Source data.
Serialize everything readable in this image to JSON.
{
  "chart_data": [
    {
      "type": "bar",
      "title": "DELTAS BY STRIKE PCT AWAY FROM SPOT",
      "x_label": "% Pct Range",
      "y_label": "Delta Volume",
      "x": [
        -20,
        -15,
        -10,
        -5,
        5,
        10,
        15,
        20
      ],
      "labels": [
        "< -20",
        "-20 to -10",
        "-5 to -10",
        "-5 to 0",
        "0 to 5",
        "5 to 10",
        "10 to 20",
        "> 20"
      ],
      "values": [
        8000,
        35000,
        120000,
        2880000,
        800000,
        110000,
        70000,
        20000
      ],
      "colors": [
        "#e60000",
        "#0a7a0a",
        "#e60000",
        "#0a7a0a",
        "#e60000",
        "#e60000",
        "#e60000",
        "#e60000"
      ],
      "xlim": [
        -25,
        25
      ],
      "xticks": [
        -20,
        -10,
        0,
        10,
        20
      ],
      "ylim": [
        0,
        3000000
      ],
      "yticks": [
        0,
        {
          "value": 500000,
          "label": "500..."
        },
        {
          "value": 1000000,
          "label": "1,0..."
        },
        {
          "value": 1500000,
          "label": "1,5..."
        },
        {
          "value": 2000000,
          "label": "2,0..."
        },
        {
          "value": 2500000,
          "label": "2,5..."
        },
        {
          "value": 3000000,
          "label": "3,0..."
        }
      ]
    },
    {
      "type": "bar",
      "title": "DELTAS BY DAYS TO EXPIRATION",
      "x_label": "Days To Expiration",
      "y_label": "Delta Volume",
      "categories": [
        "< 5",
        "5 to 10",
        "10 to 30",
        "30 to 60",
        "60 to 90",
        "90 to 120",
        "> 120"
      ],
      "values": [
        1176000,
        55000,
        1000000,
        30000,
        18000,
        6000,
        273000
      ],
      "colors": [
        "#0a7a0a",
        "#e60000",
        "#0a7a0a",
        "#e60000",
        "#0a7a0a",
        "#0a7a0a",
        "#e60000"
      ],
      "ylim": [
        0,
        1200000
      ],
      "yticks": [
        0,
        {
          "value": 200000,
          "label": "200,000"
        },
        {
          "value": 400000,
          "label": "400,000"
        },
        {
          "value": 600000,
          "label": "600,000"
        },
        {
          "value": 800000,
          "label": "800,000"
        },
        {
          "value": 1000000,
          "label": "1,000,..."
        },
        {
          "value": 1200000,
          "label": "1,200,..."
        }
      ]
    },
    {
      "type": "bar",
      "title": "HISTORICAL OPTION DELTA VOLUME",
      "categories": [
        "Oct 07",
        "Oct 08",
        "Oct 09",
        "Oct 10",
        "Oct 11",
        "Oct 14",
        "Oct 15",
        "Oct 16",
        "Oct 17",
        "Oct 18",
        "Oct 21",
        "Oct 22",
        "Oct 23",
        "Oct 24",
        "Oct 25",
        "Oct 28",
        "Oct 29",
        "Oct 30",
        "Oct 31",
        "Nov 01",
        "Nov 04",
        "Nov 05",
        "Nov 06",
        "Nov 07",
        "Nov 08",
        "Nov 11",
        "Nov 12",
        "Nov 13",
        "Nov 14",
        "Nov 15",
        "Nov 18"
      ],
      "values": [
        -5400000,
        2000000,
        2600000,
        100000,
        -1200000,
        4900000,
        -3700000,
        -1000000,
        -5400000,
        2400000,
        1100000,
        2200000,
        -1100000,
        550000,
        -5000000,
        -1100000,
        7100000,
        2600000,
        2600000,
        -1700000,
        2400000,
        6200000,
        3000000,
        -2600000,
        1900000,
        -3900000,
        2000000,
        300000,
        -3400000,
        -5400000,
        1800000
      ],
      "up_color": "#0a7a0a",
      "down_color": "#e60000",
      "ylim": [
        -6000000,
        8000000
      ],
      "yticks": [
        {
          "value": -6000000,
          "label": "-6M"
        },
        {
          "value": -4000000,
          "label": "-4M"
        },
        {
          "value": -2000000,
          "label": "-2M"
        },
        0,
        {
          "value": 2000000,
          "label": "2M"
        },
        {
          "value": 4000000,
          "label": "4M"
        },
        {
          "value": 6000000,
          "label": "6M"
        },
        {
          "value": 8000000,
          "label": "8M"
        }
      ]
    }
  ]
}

Exercise instructions. Copy every single line of the material above that holds "title".

Output of the exercise.
      "title": "DELTAS BY STRIKE PCT AWAY FROM SPOT",
      "title": "DELTAS BY DAYS TO EXPIRATION",
      "title": "HISTORICAL OPTION DELTA VOLUME",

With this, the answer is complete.